## Exercise objective
Every entry that follows should be reproduced exactly.

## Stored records
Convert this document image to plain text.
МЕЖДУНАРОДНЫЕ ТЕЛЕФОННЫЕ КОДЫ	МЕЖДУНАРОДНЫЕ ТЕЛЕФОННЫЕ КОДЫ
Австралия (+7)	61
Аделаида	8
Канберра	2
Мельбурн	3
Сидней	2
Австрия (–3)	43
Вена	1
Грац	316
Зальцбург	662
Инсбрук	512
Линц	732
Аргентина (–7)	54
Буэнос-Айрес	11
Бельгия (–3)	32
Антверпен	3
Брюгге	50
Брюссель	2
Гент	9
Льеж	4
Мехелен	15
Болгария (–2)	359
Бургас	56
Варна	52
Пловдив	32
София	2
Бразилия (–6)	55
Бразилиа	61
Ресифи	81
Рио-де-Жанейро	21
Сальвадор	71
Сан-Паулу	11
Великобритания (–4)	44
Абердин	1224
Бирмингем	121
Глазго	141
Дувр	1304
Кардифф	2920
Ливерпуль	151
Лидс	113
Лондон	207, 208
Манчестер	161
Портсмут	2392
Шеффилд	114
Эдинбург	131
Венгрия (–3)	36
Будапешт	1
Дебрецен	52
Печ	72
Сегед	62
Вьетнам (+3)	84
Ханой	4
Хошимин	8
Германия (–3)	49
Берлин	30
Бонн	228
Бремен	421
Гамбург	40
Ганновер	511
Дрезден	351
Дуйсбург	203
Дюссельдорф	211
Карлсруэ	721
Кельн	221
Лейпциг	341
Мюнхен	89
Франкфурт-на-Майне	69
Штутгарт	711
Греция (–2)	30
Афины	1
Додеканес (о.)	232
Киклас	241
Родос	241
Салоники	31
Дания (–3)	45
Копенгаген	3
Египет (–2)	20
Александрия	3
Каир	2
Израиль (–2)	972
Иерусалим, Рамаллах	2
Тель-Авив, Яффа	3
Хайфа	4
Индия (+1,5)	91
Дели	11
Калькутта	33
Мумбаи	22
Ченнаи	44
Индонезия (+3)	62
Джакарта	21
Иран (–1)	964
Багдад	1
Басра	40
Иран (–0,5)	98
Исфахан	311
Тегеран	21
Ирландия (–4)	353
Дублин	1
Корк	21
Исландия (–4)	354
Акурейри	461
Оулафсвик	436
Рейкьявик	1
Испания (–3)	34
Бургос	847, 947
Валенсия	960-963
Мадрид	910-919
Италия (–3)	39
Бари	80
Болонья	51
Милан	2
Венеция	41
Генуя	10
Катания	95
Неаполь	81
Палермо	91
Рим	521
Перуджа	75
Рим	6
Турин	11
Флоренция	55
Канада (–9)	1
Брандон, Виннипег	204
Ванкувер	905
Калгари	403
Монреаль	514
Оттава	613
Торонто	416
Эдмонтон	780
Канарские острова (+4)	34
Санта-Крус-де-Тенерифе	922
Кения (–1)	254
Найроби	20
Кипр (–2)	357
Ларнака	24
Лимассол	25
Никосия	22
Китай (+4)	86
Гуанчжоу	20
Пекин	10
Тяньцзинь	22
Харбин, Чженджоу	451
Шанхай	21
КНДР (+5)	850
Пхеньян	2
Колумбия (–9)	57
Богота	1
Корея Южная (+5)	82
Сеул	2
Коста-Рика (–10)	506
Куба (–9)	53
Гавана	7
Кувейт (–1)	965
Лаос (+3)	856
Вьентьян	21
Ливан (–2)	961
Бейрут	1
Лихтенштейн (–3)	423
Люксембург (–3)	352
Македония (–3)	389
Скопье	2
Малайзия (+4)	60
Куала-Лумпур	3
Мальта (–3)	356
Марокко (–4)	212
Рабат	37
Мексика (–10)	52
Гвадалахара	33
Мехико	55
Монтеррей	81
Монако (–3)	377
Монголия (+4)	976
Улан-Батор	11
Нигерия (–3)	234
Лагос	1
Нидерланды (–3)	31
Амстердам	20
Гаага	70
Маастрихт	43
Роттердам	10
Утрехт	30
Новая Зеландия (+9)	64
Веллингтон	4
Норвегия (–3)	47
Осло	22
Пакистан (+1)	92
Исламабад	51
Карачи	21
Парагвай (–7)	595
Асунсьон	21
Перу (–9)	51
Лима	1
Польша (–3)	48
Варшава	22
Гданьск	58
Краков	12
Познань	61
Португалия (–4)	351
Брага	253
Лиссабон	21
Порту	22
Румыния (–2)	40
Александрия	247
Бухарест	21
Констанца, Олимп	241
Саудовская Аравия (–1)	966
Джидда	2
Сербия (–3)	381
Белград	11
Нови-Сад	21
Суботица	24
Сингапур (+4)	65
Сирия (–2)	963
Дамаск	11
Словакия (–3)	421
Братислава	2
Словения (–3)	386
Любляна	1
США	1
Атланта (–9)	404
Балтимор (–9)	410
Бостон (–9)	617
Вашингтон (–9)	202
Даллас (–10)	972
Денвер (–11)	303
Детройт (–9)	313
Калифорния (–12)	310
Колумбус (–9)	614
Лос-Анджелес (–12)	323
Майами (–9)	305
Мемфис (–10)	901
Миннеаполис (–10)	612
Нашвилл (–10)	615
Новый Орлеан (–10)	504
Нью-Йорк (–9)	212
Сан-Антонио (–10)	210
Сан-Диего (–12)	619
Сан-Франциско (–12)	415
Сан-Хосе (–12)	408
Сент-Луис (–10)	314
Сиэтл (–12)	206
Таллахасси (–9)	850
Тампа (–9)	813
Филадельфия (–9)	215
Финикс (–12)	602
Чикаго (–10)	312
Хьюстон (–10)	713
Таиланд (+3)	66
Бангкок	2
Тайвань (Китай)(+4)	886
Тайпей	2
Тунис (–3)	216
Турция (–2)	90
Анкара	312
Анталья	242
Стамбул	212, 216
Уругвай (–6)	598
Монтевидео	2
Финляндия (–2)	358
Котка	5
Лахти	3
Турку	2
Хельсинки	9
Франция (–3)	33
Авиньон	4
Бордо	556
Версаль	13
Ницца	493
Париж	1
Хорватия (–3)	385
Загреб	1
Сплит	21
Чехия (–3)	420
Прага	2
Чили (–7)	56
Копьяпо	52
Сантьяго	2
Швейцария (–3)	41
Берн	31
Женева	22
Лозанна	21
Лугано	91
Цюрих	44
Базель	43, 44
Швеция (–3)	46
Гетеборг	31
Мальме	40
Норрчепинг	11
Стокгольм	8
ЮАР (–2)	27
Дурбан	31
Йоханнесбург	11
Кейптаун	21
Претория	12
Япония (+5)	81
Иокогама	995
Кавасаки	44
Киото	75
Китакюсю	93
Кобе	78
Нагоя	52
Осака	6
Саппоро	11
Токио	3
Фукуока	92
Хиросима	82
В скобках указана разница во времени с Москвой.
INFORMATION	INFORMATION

## Result
Convert this document image to plain text.
МЕЖДУНАРОДНЫЕ ТЕЛЕФОННЫЕ КОДЫ	МЕЖДУНАРОДНЫЕ ТЕЛЕФОННЫЕ КОДЫ
Австралия (+7)	61
Аделаида	8
Канберра	2
Мельбурн	3
Сидней	2
Австрия (–3)	43
Вена	1
Грац	316
Зальцбург	662
Инсбрук	512
Линц	732
Аргентина (–7)	54
Буэнос-Айрес	11
Бельгия (–3)	32
Антверпен	3
Брюгге	50
Брюссель	2
Гент	9
Льеж	4
Мехелен	15
Болгария (–2)	359
Бургас	56
Варна	52
Пловдив	32
София	2
Бразилия (–6)	55
Бразилиа	61
Ресифи	81
Рио-де-Жанейро	21
Сальвадор	71
Сан-Паулу	11
Великобритания (–4)	44
Абердин	1224
Бирмингем	121
Глазго	141
Дувр	1304
Кардифф	2920
Ливерпуль	151
Лидс	113
Лондон	207, 208
Манчестер	161
Портсмут	2392
Шеффилд	114
Эдинбург	131
Венгрия (–3)	36
Будапешт	1
Дебрецен	52
Печ	72
Сегед	62
Вьетнам (+3)	84
Ханой	4
Хошимин	8
Германия (–3)	49
Берлин	30
Бонн	228
Бремен	421
Гамбург	40
Ганновер	511
Дрезден	351
Дуйсбург	203
Дюссельдорф	211
Карлсруэ	721
Кельн	221
Лейпциг	341
Мюнхен	89
Франкфурт-на-Майне	69
Штутгарт	711
Греция (–2)	30
Афины	1
Додеканес (о.)	232
Киклас	241
Родос	241
Салоники	31
Дания (–3)	45
Копенгаген	3
Египет (–2)	20
Александрия	3
Каир	2
Израиль (–2)	972
Иерусалим, Рамаллах	2
Тель-Авив, Яффа	3
Хайфа	4
Индия (+1,5)	91
Дели	11
Калькутта	33
Мумбаи	22
Ченнаи	44
Индонезия (+3)	62
Джакарта	21
Иран (–1)	964
Багдад	1
Басра	40
Иран (–0,5)	98
Исфахан	311
Тегеран	21
Ирландия (–4)	353
Дублин	1
Корк	21
Исландия (–4)	354
Акурейри	461
Оулафсвик	436
Рейкьявик	1
Испания (–3)	34
Бургос	847, 947
Валенсия	960-963
Мадрид	910-919
Италия (–3)	39
Бари	80
Болонья	51
Милан	2
Венеция	41
Генуя	10
Катания	95
Неаполь	81
Палермо	91
Рим	521
Перуджа	75
Рим	6
Турин	11
Флоренция	55
Канада (–9)	1
Брандон, Виннипег	204
Ванкувер	905
Калгари	403
Монреаль	514
Оттава	613
Торонто	416
Эдмонтон	780
Канарские острова (+4)	34
Санта-Крус-де-Тенерифе	922
Кения (–1)	254
Найроби	20
Кипр (–2)	357
Ларнака	24
Лимассол	25
Никосия	22
Китай (+4)	86
Гуанчжоу	20
Пекин	10
Тяньцзинь	22
Харбин, Чженджоу	451
Шанхай	21
КНДР (+5)	850
Пхеньян	2
Колумбия (–9)	57
Богота	1
Корея Южная (+5)	82
Сеул	2
Коста-Рика (–10)	506
Куба (–9)	53
Гавана	7
Кувейт (–1)	965
Лаос (+3)	856
Вьентьян	21
Ливан (–2)	961
Бейрут	1
Лихтенштейн (–3)	423
Люксембург (–3)	352
Македония (–3)	389
Скопье	2
Малайзия (+4)	60
Куала-Лумпур	3
Мальта (–3)	356
Марокко (–4)	212
Рабат	37
Мексика (–10)	52
Гвадалахара	33
Мехико	55
Монтеррей	81
Монако (–3)	377
Монголия (+4)	976
Улан-Батор	11
Нигерия (–3)	234
Лагос	1
Нидерланды (–3)	31
Амстердам	20
Гаага	70
Маастрихт	43
Роттердам	10
Утрехт	30
Новая Зеландия (+9)	64
Веллингтон	4
Норвегия (–3)	47
Осло	22
Пакистан (+1)	92
Исламабад	51
Карачи	21
Парагвай (–7)	595
Асунсьон	21
Перу (–9)	51
Лима	1
Польша (–3)	48
Варшава	22
Гданьск	58
Краков	12
Познань	61
Португалия (–4)	351
Брага	253
Лиссабон	21
Порту	22
Румыния (–2)	40
Александрия	247
Бухарест	21
Констанца, Олимп	241
Саудовская Аравия (–1)	966
Джидда	2
Сербия (–3)	381
Белград	11
Нови-Сад	21
Суботица	24
Сингапур (+4)	65
Сирия (–2)	963
Дамаск	11
Словакия (–3)	421
Братислава	2
Словения (–3)	386
Любляна	1
США	1
Атланта (–9)	404
Балтимор (–9)	410
Бостон (–9)	617
Вашингтон (–9)	202
Даллас (–10)	972
Денвер (–11)	303
Детройт (–9)	313
Калифорния (–12)	310
Колумбус (–9)	614
Лос-Анджелес (–12)	323
Майами (–9)	305
Мемфис (–10)	901
Миннеаполис (–10)	612
Нашвилл (–10)	615
Новый Орлеан (–10)	504
Нью-Йорк (–9)	212
Сан-Антонио (–10)	210
Сан-Диего (–12)	619
Сан-Франциско (–12)	415
Сан-Хосе (–12)	408
Сент-Луис (–10)	314
Сиэтл (–12)	206
Таллахасси (–9)	850
Тампа (–9)	813
Филадельфия (–9)	215
Финикс (–12)	602
Чикаго (–10)	312
Хьюстон (–10)	713
Таиланд (+3)	66
Бангкок	2
Тайвань (Китай)(+4)	886
Тайпей	2
Тунис (–3)	216
Турция (–2)	90
Анкара	312
Анталья	242
Стамбул	212, 216
Уругвай (–6)	598
Монтевидео	2
Финляндия (–2)	358
Котка	5
Лахти	3
Турку	2
Хельсинки	9
Франция (–3)	33
Авиньон	4
Бордо	556
Версаль	13
Ницца	493
Париж	1
Хорватия (–3)	385
Загреб	1
Сплит	21
Чехия (–3)	420
Прага	2
Чили (–7)	56
Копьяпо	52
Сантьяго	2
Швейцария (–3)	41
Берн	31
Женева	22
Лозанна	21
Лугано	91
Цюрих	44
Базель	43, 44
Швеция (–3)	46
Гетеборг	31
Мальме	40
Норрчепинг	11
Стокгольм	8
ЮАР (–2)	27
Дурбан	31
Йоханнесбург	11
Кейптаун	21
Претория	12
Япония (+5)	81
Иокогама	995
Кавасаки	44
Киото	75
Китакюсю	93
Кобе	78
Нагоя	52
Осака	6
Саппоро	11
Токио	3
Фукуока	92
Хиросима	82
В скобках указана разница во времени с Москвой.
INFORMATION	INFORMATION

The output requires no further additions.